GIVEN REQUEST:
Look at the entries below and reproduce them exactly.

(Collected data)
────────────────
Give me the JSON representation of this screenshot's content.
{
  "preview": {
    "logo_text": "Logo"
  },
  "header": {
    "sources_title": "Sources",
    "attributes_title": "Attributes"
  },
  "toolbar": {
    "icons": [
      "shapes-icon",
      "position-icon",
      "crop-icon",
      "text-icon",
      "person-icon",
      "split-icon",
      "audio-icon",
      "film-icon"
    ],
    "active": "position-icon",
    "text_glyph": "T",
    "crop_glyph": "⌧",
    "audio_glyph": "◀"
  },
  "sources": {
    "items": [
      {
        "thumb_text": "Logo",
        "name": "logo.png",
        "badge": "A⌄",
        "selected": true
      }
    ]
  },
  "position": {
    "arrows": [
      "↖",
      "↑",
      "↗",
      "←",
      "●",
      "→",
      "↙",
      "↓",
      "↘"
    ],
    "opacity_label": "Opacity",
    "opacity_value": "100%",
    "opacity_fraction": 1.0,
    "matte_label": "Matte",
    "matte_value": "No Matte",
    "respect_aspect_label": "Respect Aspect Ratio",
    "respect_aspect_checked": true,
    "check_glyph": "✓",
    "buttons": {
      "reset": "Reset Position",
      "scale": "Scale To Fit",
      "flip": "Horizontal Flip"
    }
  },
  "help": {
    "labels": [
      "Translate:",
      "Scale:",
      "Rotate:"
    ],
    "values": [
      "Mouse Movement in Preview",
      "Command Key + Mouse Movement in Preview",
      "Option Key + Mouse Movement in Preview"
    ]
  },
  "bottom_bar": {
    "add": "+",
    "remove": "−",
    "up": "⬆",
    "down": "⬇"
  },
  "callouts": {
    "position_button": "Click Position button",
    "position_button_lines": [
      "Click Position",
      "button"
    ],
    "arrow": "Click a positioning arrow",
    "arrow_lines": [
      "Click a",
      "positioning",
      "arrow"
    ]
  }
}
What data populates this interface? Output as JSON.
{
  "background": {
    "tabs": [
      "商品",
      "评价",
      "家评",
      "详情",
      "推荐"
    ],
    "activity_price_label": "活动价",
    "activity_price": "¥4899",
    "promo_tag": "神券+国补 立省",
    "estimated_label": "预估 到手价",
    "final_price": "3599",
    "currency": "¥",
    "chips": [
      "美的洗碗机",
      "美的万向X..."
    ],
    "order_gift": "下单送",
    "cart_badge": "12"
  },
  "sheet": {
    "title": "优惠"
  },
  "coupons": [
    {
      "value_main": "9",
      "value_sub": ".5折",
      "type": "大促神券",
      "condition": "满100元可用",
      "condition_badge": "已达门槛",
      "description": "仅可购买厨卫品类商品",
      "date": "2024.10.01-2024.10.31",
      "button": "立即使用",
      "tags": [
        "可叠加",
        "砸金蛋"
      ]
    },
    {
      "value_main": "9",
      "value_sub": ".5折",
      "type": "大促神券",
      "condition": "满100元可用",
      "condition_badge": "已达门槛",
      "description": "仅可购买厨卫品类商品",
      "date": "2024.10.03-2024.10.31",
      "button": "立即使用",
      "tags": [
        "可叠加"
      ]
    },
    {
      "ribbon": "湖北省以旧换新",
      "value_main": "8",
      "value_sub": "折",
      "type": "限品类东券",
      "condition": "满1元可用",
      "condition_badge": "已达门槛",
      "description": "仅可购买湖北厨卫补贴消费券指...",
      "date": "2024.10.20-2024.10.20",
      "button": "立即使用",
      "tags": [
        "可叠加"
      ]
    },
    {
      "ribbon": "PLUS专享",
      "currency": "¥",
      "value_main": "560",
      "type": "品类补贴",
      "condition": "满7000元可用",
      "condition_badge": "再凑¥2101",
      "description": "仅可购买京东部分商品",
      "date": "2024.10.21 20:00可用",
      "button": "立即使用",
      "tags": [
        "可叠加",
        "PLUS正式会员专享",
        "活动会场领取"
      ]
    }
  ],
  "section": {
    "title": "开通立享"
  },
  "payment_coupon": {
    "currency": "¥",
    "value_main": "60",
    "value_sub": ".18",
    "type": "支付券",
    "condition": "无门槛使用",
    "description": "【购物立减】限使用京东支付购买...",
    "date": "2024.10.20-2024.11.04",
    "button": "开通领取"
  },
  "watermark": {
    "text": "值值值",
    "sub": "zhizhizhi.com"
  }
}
────────────────
THE REPLY:
Give me the JSON representation of this screenshot's content.
{
  "preview": {
    "logo_text": "Logo"
  },
  "header": {
    "sources_title": "Sources",
    "attributes_title": "Attributes"
  },
  "toolbar": {
    "icons": [
      "shapes-icon",
      "position-icon",
      "crop-icon",
      "text-icon",
      "person-icon",
      "split-icon",
      "audio-icon",
      "film-icon"
    ],
    "active": "position-icon",
    "text_glyph": "T",
    "crop_glyph": "⌧",
    "audio_glyph": "◀"
  },
  "sources": {
    "items": [
      {
        "thumb_text": "Logo",
        "name": "logo.png",
        "badge": "A⌄",
        "selected": true
      }
    ]
  },
  "position": {
    "arrows": [
      "↖",
      "↑",
      "↗",
      "←",
      "●",
      "→",
      "↙",
      "↓",
      "↘"
    ],
    "opacity_label": "Opacity",
    "opacity_value": "100%",
    "opacity_fraction": 1.0,
    "matte_label": "Matte",
    "matte_value": "No Matte",
    "respect_aspect_label": "Respect Aspect Ratio",
    "respect_aspect_checked": true,
    "check_glyph": "✓",
    "buttons": {
      "reset": "Reset Position",
      "scale": "Scale To Fit",
      "flip": "Horizontal Flip"
    }
  },
  "help": {
    "labels": [
      "Translate:",
      "Scale:",
      "Rotate:"
    ],
    "values": [
      "Mouse Movement in Preview",
      "Command Key + Mouse Movement in Preview",
      "Option Key + Mouse Movement in Preview"
    ]
  },
  "bottom_bar": {
    "add": "+",
    "remove": "−",
    "up": "⬆",
    "down": "⬇"
  },
  "callouts": {
    "position_button": "Click Position button",
    "position_button_lines": [
      "Click Position",
      "button"
    ],
    "arrow": "Click a positioning arrow",
    "arrow_lines": [
      "Click a",
      "positioning",
      "arrow"
    ]
  }
}
What data populates this interface? Output as JSON.
{
  "background": {
    "tabs": [
      "商品",
      "评价",
      "家评",
      "详情",
      "推荐"
    ],
    "activity_price_label": "活动价",
    "activity_price": "¥4899",
    "promo_tag": "神券+国补 立省",
    "estimated_label": "预估 到手价",
    "final_price": "3599",
    "currency": "¥",
    "chips": [
      "美的洗碗机",
      "美的万向X..."
    ],
    "order_gift": "下单送",
    "cart_badge": "12"
  },
  "sheet": {
    "title": "优惠"
  },
  "coupons": [
    {
      "value_main": "9",
      "value_sub": ".5折",
      "type": "大促神券",
      "condition": "满100元可用",
      "condition_badge": "已达门槛",
      "description": "仅可购买厨卫品类商品",
      "date": "2024.10.01-2024.10.31",
      "button": "立即使用",
      "tags": [
        "可叠加",
        "砸金蛋"
      ]
    },
    {
      "value_main": "9",
      "value_sub": ".5折",
      "type": "大促神券",
      "condition": "满100元可用",
      "condition_badge": "已达门槛",
      "description": "仅可购买厨卫品类商品",
      "date": "2024.10.03-2024.10.31",
      "button": "立即使用",
      "tags": [
        "可叠加"
      ]
    },
    {
      "ribbon": "湖北省以旧换新",
      "value_main": "8",
      "value_sub": "折",
      "type": "限品类东券",
      "condition": "满1元可用",
      "condition_badge": "已达门槛",
      "description": "仅可购买湖北厨卫补贴消费券指...",
      "date": "2024.10.20-2024.10.20",
      "button": "立即使用",
      "tags": [
        "可叠加"
      ]
    },
    {
      "ribbon": "PLUS专享",
      "currency": "¥",
      "value_main": "560",
      "type": "品类补贴",
      "condition": "满7000元可用",
      "condition_badge": "再凑¥2101",
      "description": "仅可购买京东部分商品",
      "date": "2024.10.21 20:00可用",
      "button": "立即使用",
      "tags": [
        "可叠加",
        "PLUS正式会员专享",
        "活动会场领取"
      ]
    }
  ],
  "section": {
    "title": "开通立享"
  },
  "payment_coupon": {
    "currency": "¥",
    "value_main": "60",
    "value_sub": ".18",
    "type": "支付券",
    "condition": "无门槛使用",
    "description": "【购物立减】限使用京东支付购买...",
    "date": "2024.10.20-2024.11.04",
    "button": "开通领取"
  },
  "watermark": {
    "text": "值值值",
    "sub": "zhizhizhi.com"
  }
}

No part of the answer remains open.